* **DATA ROWS**:
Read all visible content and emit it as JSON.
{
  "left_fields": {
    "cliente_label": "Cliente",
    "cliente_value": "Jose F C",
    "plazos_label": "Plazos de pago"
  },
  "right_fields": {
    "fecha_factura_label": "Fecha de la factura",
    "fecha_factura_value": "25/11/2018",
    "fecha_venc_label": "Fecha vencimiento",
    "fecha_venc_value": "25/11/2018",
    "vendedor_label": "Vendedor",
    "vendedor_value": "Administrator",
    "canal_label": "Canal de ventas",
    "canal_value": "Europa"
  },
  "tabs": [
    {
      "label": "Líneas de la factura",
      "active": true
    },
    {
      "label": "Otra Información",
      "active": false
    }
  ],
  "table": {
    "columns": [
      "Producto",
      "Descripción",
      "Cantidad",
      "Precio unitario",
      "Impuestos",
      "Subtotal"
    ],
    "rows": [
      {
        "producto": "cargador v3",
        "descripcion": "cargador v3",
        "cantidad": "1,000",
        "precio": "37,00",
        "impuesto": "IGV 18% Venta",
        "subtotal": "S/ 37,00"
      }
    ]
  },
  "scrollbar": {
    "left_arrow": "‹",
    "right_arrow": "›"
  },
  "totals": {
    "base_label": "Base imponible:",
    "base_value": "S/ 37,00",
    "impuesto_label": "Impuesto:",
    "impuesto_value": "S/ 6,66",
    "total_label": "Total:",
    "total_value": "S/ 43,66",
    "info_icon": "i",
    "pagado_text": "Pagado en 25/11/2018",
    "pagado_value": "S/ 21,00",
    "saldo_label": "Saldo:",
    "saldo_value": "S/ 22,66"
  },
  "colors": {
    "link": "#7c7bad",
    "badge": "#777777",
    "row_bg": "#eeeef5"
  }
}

* **REQUIREMENTS**:
Extract all of the data above and output it character for character.

* **COMPLETED EXERCISE**:
Read all visible content and emit it as JSON.
{
  "left_fields": {
    "cliente_label": "Cliente",
    "cliente_value": "Jose F C",
    "plazos_label": "Plazos de pago"
  },
  "right_fields": {
    "fecha_factura_label": "Fecha de la factura",
    "fecha_factura_value": "25/11/2018",
    "fecha_venc_label": "Fecha vencimiento",
    "fecha_venc_value": "25/11/2018",
    "vendedor_label": "Vendedor",
    "vendedor_value": "Administrator",
    "canal_label": "Canal de ventas",
    "canal_value": "Europa"
  },
  "tabs": [
    {
      "label": "Líneas de la factura",
      "active": true
    },
    {
      "label": "Otra Información",
      "active": false
    }
  ],
  "table": {
    "columns": [
      "Producto",
      "Descripción",
      "Cantidad",
      "Precio unitario",
      "Impuestos",
      "Subtotal"
    ],
    "rows": [
      {
        "producto": "cargador v3",
        "descripcion": "cargador v3",
        "cantidad": "1,000",
        "precio": "37,00",
        "impuesto": "IGV 18% Venta",
        "subtotal": "S/ 37,00"
      }
    ]
  },
  "scrollbar": {
    "left_arrow": "‹",
    "right_arrow": "›"
  },
  "totals": {
    "base_label": "Base imponible:",
    "base_value": "S/ 37,00",
    "impuesto_label": "Impuesto:",
    "impuesto_value": "S/ 6,66",
    "total_label": "Total:",
    "total_value": "S/ 43,66",
    "info_icon": "i",
    "pagado_text": "Pagado en 25/11/2018",
    "pagado_value": "S/ 21,00",
    "saldo_label": "Saldo:",
    "saldo_value": "S/ 22,66"
  },
  "colors": {
    "link": "#7c7bad",
    "badge": "#777777",
    "row_bg": "#eeeef5"
  }
}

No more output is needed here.